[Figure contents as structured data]
==============================

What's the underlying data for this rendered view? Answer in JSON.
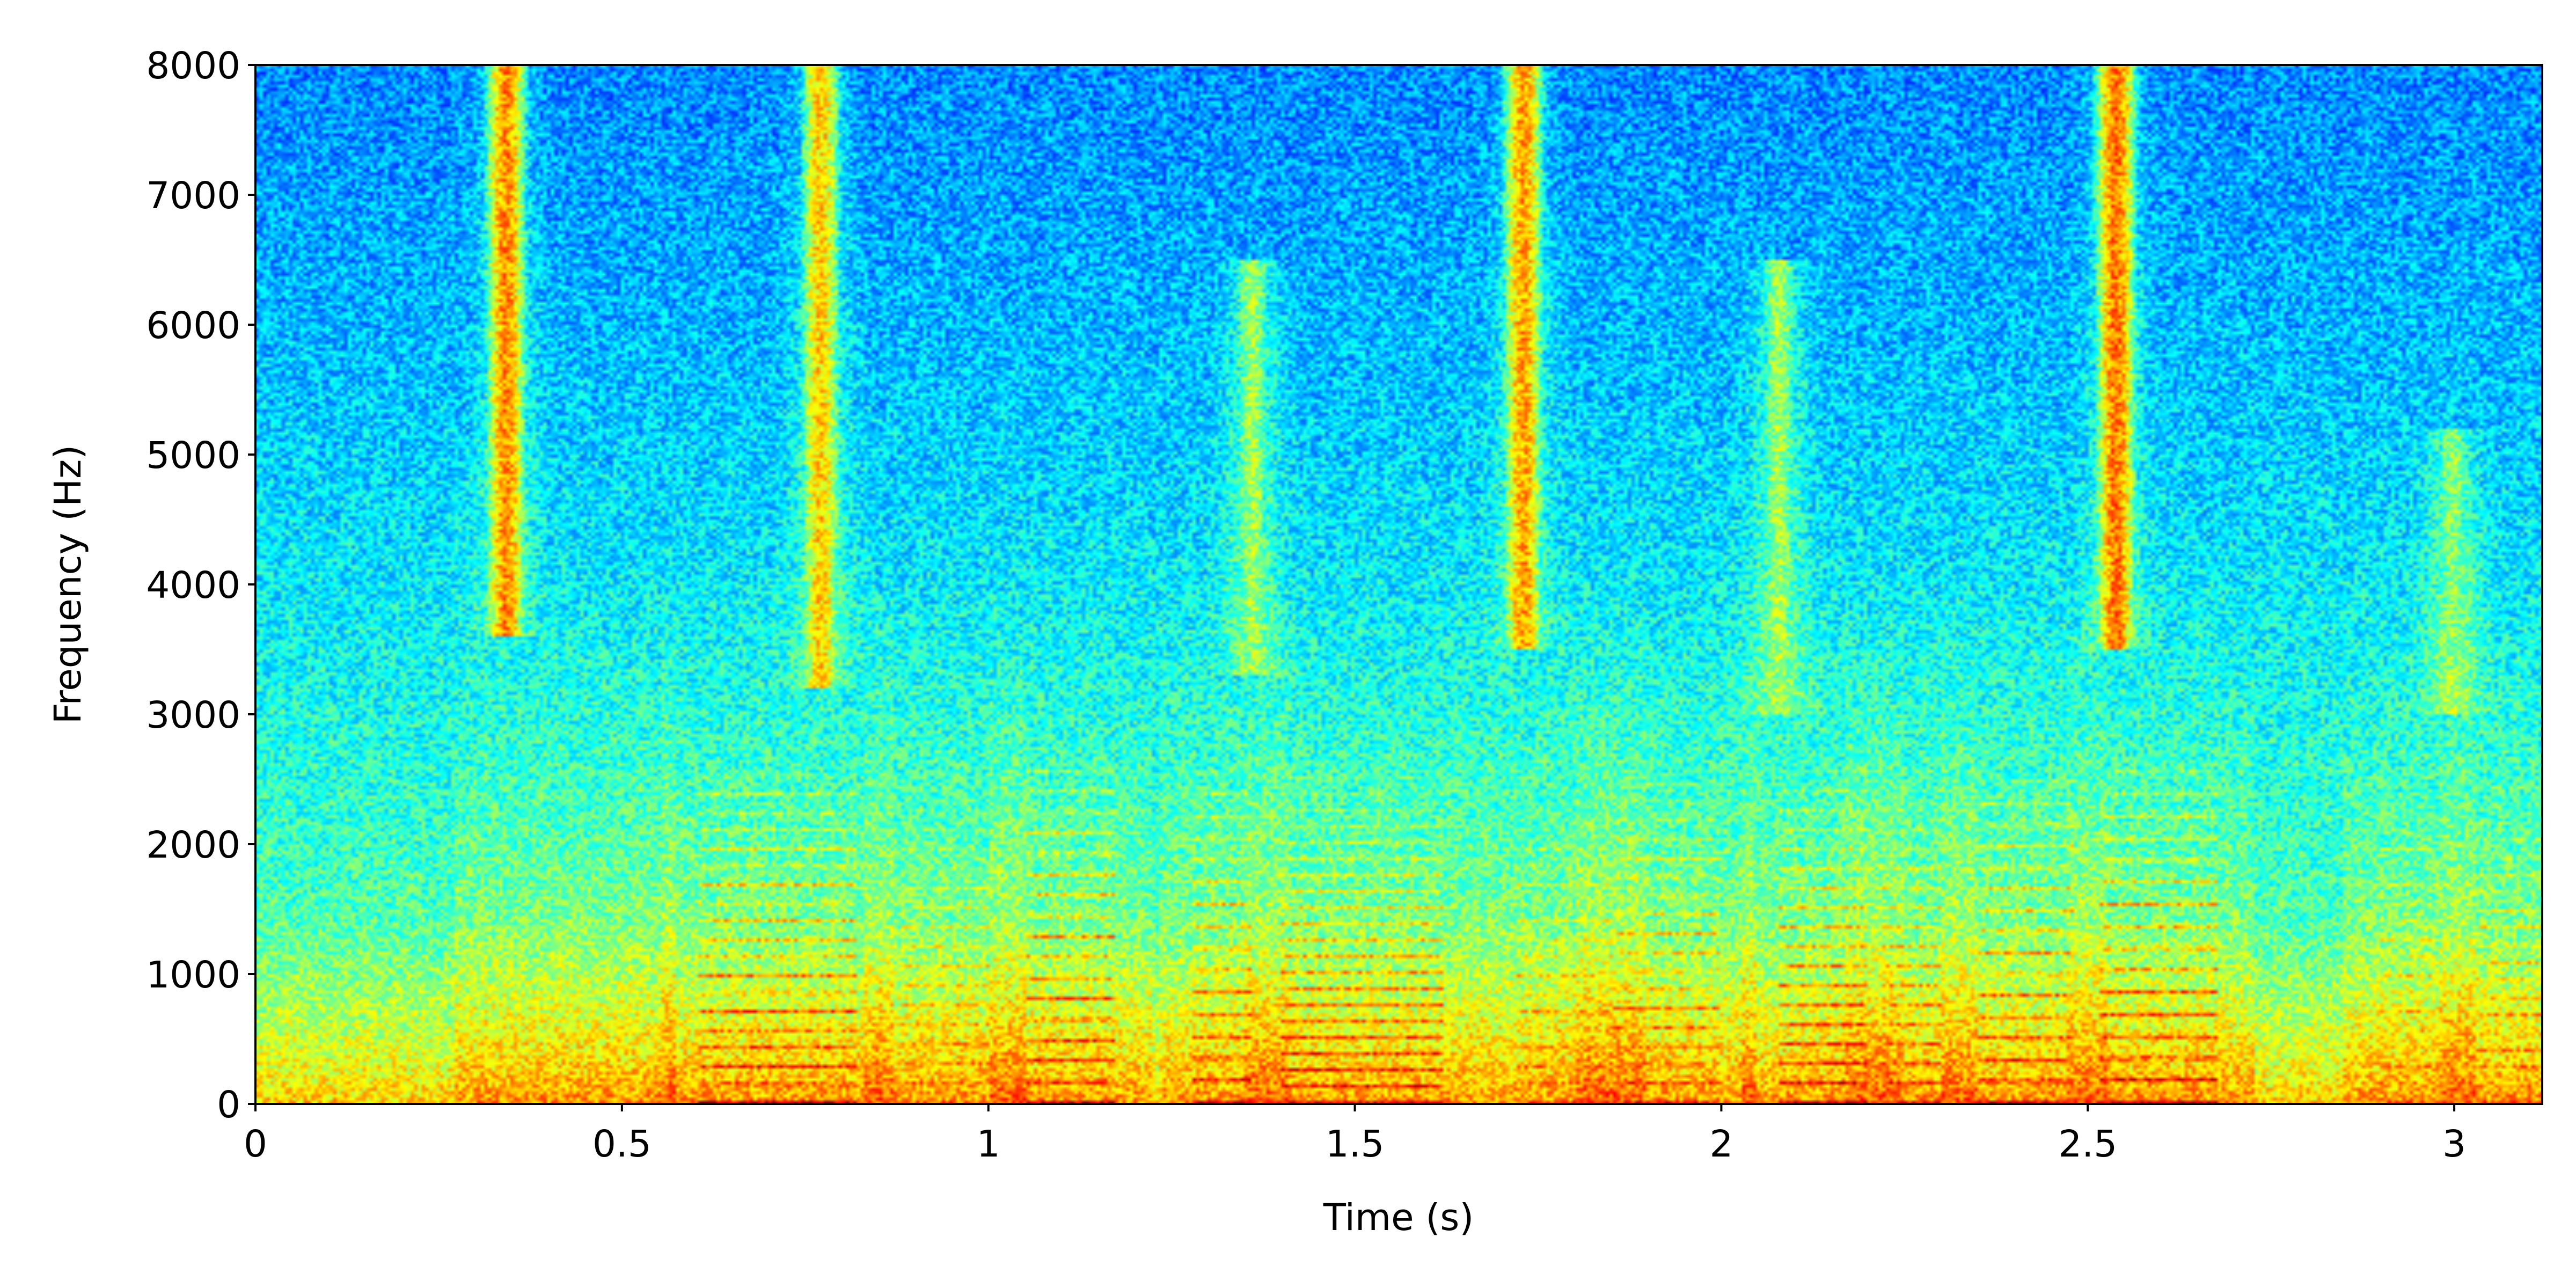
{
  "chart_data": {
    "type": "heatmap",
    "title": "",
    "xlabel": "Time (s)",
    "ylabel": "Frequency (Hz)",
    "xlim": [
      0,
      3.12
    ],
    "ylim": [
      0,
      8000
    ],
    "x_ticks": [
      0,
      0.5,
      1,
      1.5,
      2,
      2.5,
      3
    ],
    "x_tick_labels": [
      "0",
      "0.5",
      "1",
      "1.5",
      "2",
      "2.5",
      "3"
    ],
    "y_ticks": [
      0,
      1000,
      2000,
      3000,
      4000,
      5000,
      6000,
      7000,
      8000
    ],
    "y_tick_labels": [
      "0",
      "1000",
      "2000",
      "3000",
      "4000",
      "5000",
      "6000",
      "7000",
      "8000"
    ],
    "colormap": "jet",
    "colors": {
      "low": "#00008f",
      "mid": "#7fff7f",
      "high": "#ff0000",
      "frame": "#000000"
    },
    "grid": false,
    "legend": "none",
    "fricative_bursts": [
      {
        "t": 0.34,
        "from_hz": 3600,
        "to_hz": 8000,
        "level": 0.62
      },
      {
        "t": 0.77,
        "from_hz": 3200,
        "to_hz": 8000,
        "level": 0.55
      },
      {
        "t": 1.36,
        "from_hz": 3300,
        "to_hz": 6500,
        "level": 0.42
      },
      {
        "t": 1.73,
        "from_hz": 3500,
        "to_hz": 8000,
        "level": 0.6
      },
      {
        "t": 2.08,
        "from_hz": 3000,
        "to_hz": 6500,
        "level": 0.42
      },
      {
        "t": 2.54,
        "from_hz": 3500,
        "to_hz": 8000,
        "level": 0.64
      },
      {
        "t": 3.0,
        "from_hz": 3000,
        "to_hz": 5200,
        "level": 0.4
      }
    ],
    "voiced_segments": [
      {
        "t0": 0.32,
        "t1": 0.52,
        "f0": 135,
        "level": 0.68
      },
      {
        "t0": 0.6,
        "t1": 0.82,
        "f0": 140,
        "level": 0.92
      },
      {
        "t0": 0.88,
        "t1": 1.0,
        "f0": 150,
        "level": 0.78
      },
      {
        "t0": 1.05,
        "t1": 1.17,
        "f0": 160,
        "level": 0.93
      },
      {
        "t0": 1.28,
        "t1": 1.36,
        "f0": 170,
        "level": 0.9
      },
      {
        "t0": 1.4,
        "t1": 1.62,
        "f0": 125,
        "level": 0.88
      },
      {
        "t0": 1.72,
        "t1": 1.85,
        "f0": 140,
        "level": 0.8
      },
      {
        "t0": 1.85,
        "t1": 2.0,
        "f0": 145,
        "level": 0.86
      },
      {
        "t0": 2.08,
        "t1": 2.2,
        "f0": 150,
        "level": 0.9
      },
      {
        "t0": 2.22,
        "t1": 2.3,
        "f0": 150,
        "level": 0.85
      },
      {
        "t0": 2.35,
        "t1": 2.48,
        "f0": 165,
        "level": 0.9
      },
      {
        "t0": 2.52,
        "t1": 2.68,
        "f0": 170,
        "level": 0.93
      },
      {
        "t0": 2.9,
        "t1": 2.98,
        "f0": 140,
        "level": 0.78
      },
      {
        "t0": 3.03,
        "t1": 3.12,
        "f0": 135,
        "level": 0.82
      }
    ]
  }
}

==============================

Task instructions:
Copy each line above precisely, dropping the pictures.

Output for this exercise:
What's the underlying data for this rendered view? Answer in JSON.
{
  "chart_data": {
    "type": "heatmap",
    "title": "",
    "xlabel": "Time (s)",
    "ylabel": "Frequency (Hz)",
    "xlim": [
      0,
      3.12
    ],
    "ylim": [
      0,
      8000
    ],
    "x_ticks": [
      0,
      0.5,
      1,
      1.5,
      2,
      2.5,
      3
    ],
    "x_tick_labels": [
      "0",
      "0.5",
      "1",
      "1.5",
      "2",
      "2.5",
      "3"
    ],
    "y_ticks": [
      0,
      1000,
      2000,
      3000,
      4000,
      5000,
      6000,
      7000,
      8000
    ],
    "y_tick_labels": [
      "0",
      "1000",
      "2000",
      "3000",
      "4000",
      "5000",
      "6000",
      "7000",
      "8000"
    ],
    "colormap": "jet",
    "colors": {
      "low": "#00008f",
      "mid": "#7fff7f",
      "high": "#ff0000",
      "frame": "#000000"
    },
    "grid": false,
    "legend": "none",
    "fricative_bursts": [
      {
        "t": 0.34,
        "from_hz": 3600,
        "to_hz": 8000,
        "level": 0.62
      },
      {
        "t": 0.77,
        "from_hz": 3200,
        "to_hz": 8000,
        "level": 0.55
      },
      {
        "t": 1.36,
        "from_hz": 3300,
        "to_hz": 6500,
        "level": 0.42
      },
      {
        "t": 1.73,
        "from_hz": 3500,
        "to_hz": 8000,
        "level": 0.6
      },
      {
        "t": 2.08,
        "from_hz": 3000,
        "to_hz": 6500,
        "level": 0.42
      },
      {
        "t": 2.54,
        "from_hz": 3500,
        "to_hz": 8000,
        "level": 0.64
      },
      {
        "t": 3.0,
        "from_hz": 3000,
        "to_hz": 5200,
        "level": 0.4
      }
    ],
    "voiced_segments": [
      {
        "t0": 0.32,
        "t1": 0.52,
        "f0": 135,
        "level": 0.68
      },
      {
        "t0": 0.6,
        "t1": 0.82,
        "f0": 140,
        "level": 0.92
      },
      {
        "t0": 0.88,
        "t1": 1.0,
        "f0": 150,
        "level": 0.78
      },
      {
        "t0": 1.05,
        "t1": 1.17,
        "f0": 160,
        "level": 0.93
      },
      {
        "t0": 1.28,
        "t1": 1.36,
        "f0": 170,
        "level": 0.9
      },
      {
        "t0": 1.4,
        "t1": 1.62,
        "f0": 125,
        "level": 0.88
      },
      {
        "t0": 1.72,
        "t1": 1.85,
        "f0": 140,
        "level": 0.8
      },
      {
        "t0": 1.85,
        "t1": 2.0,
        "f0": 145,
        "level": 0.86
      },
      {
        "t0": 2.08,
        "t1": 2.2,
        "f0": 150,
        "level": 0.9
      },
      {
        "t0": 2.22,
        "t1": 2.3,
        "f0": 150,
        "level": 0.85
      },
      {
        "t0": 2.35,
        "t1": 2.48,
        "f0": 165,
        "level": 0.9
      },
      {
        "t0": 2.52,
        "t1": 2.68,
        "f0": 170,
        "level": 0.93
      },
      {
        "t0": 2.9,
        "t1": 2.98,
        "f0": 140,
        "level": 0.78
      },
      {
        "t0": 3.03,
        "t1": 3.12,
        "f0": 135,
        "level": 0.82
      }
    ]
  }
}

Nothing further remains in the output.